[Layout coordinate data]

::::::::::

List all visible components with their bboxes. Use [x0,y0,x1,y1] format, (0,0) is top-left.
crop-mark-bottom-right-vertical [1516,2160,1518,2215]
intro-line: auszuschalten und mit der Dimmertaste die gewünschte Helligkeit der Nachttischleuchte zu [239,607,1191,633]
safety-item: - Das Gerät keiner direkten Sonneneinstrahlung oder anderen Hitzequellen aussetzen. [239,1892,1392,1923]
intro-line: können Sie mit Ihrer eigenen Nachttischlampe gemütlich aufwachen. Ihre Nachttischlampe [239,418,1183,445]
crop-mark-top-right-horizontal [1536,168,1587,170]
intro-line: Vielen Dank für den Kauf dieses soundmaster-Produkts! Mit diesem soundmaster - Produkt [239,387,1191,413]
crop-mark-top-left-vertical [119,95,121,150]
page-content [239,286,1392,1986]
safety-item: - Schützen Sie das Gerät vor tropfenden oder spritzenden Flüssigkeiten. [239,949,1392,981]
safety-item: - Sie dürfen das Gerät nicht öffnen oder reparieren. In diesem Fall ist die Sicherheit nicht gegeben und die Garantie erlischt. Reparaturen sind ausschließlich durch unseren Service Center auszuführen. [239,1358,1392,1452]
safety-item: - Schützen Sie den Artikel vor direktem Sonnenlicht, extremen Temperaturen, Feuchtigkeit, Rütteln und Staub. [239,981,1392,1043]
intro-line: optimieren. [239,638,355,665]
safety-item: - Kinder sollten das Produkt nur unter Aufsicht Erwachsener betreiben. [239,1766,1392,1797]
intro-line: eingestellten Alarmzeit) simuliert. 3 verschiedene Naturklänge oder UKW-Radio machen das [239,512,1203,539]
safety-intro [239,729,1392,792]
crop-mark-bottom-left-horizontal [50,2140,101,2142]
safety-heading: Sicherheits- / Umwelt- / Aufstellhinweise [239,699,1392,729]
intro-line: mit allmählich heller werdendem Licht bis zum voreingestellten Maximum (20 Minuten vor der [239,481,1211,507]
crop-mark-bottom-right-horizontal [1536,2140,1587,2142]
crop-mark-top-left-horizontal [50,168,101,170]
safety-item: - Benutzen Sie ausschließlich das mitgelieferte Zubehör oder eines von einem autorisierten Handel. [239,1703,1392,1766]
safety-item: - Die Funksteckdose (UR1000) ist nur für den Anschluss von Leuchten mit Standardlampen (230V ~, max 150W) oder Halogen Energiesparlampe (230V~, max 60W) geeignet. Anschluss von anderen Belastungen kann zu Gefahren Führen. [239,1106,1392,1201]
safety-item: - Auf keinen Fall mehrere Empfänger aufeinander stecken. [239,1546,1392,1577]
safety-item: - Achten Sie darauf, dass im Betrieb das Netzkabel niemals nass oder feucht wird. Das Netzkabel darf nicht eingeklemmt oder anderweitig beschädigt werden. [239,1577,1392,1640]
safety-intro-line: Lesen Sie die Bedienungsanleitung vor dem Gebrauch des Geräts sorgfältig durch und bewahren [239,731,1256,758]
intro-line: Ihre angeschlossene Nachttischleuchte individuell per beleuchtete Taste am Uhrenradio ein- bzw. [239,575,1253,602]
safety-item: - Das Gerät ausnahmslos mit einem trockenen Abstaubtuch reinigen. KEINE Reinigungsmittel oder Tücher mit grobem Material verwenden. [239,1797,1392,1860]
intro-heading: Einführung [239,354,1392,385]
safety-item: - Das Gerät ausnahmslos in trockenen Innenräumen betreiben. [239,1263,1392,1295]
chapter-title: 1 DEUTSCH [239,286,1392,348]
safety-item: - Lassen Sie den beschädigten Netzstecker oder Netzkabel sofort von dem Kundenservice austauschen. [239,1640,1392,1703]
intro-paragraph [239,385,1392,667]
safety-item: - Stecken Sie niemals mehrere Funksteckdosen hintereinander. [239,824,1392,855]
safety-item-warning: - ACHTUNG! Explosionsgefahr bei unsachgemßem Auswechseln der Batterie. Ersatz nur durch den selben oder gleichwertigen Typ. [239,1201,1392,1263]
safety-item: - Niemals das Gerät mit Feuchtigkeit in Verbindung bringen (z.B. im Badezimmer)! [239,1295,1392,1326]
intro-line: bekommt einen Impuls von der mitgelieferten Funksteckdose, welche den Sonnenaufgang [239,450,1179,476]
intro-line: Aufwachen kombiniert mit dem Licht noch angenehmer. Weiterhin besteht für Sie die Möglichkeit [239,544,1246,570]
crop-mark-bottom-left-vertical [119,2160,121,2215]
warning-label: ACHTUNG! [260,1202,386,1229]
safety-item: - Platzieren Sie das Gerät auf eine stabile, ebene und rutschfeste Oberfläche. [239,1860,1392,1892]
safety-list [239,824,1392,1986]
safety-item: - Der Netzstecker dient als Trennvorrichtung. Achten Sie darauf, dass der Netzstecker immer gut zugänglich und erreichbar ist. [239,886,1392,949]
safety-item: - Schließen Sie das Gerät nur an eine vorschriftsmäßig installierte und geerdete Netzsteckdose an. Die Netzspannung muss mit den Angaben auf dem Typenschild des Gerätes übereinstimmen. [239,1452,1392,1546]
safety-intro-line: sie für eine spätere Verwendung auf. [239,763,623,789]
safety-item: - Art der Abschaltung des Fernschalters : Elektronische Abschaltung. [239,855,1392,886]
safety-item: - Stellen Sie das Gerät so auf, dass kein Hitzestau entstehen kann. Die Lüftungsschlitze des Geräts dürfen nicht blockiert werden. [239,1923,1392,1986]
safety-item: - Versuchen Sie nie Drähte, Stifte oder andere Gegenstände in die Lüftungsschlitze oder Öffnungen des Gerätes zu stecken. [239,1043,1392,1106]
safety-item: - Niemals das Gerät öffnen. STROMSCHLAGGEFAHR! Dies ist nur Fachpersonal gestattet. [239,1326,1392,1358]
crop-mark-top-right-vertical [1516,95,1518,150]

::::::::::

**Aim**
Retype every line of the layout coordinate data above without changing anything.

**The output**
List all visible components with their bboxes. Use [x0,y0,x1,y1] format, (0,0) is top-left.
crop-mark-bottom-right-vertical [1516,2160,1518,2215]
intro-line: auszuschalten und mit der Dimmertaste die gewünschte Helligkeit der Nachttischleuchte zu [239,607,1191,633]
safety-item: - Das Gerät keiner direkten Sonneneinstrahlung oder anderen Hitzequellen aussetzen. [239,1892,1392,1923]
intro-line: können Sie mit Ihrer eigenen Nachttischlampe gemütlich aufwachen. Ihre Nachttischlampe [239,418,1183,445]
crop-mark-top-right-horizontal [1536,168,1587,170]
intro-line: Vielen Dank für den Kauf dieses soundmaster-Produkts! Mit diesem soundmaster - Produkt [239,387,1191,413]
crop-mark-top-left-vertical [119,95,121,150]
page-content [239,286,1392,1986]
safety-item: - Schützen Sie das Gerät vor tropfenden oder spritzenden Flüssigkeiten. [239,949,1392,981]
safety-item: - Sie dürfen das Gerät nicht öffnen oder reparieren. In diesem Fall ist die Sicherheit nicht gegeben und die Garantie erlischt. Reparaturen sind ausschließlich durch unseren Service Center auszuführen. [239,1358,1392,1452]
safety-item: - Schützen Sie den Artikel vor direktem Sonnenlicht, extremen Temperaturen, Feuchtigkeit, Rütteln und Staub. [239,981,1392,1043]
intro-line: optimieren. [239,638,355,665]
safety-item: - Kinder sollten das Produkt nur unter Aufsicht Erwachsener betreiben. [239,1766,1392,1797]
intro-line: eingestellten Alarmzeit) simuliert. 3 verschiedene Naturklänge oder UKW-Radio machen das [239,512,1203,539]
safety-intro [239,729,1392,792]
crop-mark-bottom-left-horizontal [50,2140,101,2142]
safety-heading: Sicherheits- / Umwelt- / Aufstellhinweise [239,699,1392,729]
intro-line: mit allmählich heller werdendem Licht bis zum voreingestellten Maximum (20 Minuten vor der [239,481,1211,507]
crop-mark-bottom-right-horizontal [1536,2140,1587,2142]
crop-mark-top-left-horizontal [50,168,101,170]
safety-item: - Benutzen Sie ausschließlich das mitgelieferte Zubehör oder eines von einem autorisierten Handel. [239,1703,1392,1766]
safety-item: - Die Funksteckdose (UR1000) ist nur für den Anschluss von Leuchten mit Standardlampen (230V ~, max 150W) oder Halogen Energiesparlampe (230V~, max 60W) geeignet. Anschluss von anderen Belastungen kann zu Gefahren Führen. [239,1106,1392,1201]
safety-item: - Auf keinen Fall mehrere Empfänger aufeinander stecken. [239,1546,1392,1577]
safety-item: - Achten Sie darauf, dass im Betrieb das Netzkabel niemals nass oder feucht wird. Das Netzkabel darf nicht eingeklemmt oder anderweitig beschädigt werden. [239,1577,1392,1640]
safety-intro-line: Lesen Sie die Bedienungsanleitung vor dem Gebrauch des Geräts sorgfältig durch und bewahren [239,731,1256,758]
intro-line: Ihre angeschlossene Nachttischleuchte individuell per beleuchtete Taste am Uhrenradio ein- bzw. [239,575,1253,602]
safety-item: - Das Gerät ausnahmslos mit einem trockenen Abstaubtuch reinigen. KEINE Reinigungsmittel oder Tücher mit grobem Material verwenden. [239,1797,1392,1860]
intro-heading: Einführung [239,354,1392,385]
safety-item: - Das Gerät ausnahmslos in trockenen Innenräumen betreiben. [239,1263,1392,1295]
chapter-title: 1 DEUTSCH [239,286,1392,348]
safety-item: - Lassen Sie den beschädigten Netzstecker oder Netzkabel sofort von dem Kundenservice austauschen. [239,1640,1392,1703]
intro-paragraph [239,385,1392,667]
safety-item: - Stecken Sie niemals mehrere Funksteckdosen hintereinander. [239,824,1392,855]
safety-item-warning: - ACHTUNG! Explosionsgefahr bei unsachgemßem Auswechseln der Batterie. Ersatz nur durch den selben oder gleichwertigen Typ. [239,1201,1392,1263]
safety-item: - Niemals das Gerät mit Feuchtigkeit in Verbindung bringen (z.B. im Badezimmer)! [239,1295,1392,1326]
intro-line: bekommt einen Impuls von der mitgelieferten Funksteckdose, welche den Sonnenaufgang [239,450,1179,476]
intro-line: Aufwachen kombiniert mit dem Licht noch angenehmer. Weiterhin besteht für Sie die Möglichkeit [239,544,1246,570]
crop-mark-bottom-left-vertical [119,2160,121,2215]
warning-label: ACHTUNG! [260,1202,386,1229]
safety-item: - Platzieren Sie das Gerät auf eine stabile, ebene und rutschfeste Oberfläche. [239,1860,1392,1892]
safety-list [239,824,1392,1986]
safety-item: - Der Netzstecker dient als Trennvorrichtung. Achten Sie darauf, dass der Netzstecker immer gut zugänglich und erreichbar ist. [239,886,1392,949]
safety-item: - Schließen Sie das Gerät nur an eine vorschriftsmäßig installierte und geerdete Netzsteckdose an. Die Netzspannung muss mit den Angaben auf dem Typenschild des Gerätes übereinstimmen. [239,1452,1392,1546]
safety-intro-line: sie für eine spätere Verwendung auf. [239,763,623,789]
safety-item: - Art der Abschaltung des Fernschalters : Elektronische Abschaltung. [239,855,1392,886]
safety-item: - Stellen Sie das Gerät so auf, dass kein Hitzestau entstehen kann. Die Lüftungsschlitze des Geräts dürfen nicht blockiert werden. [239,1923,1392,1986]
safety-item: - Versuchen Sie nie Drähte, Stifte oder andere Gegenstände in die Lüftungsschlitze oder Öffnungen des Gerätes zu stecken. [239,1043,1392,1106]
safety-item: - Niemals das Gerät öffnen. STROMSCHLAGGEFAHR! Dies ist nur Fachpersonal gestattet. [239,1326,1392,1358]
crop-mark-top-right-vertical [1516,95,1518,150]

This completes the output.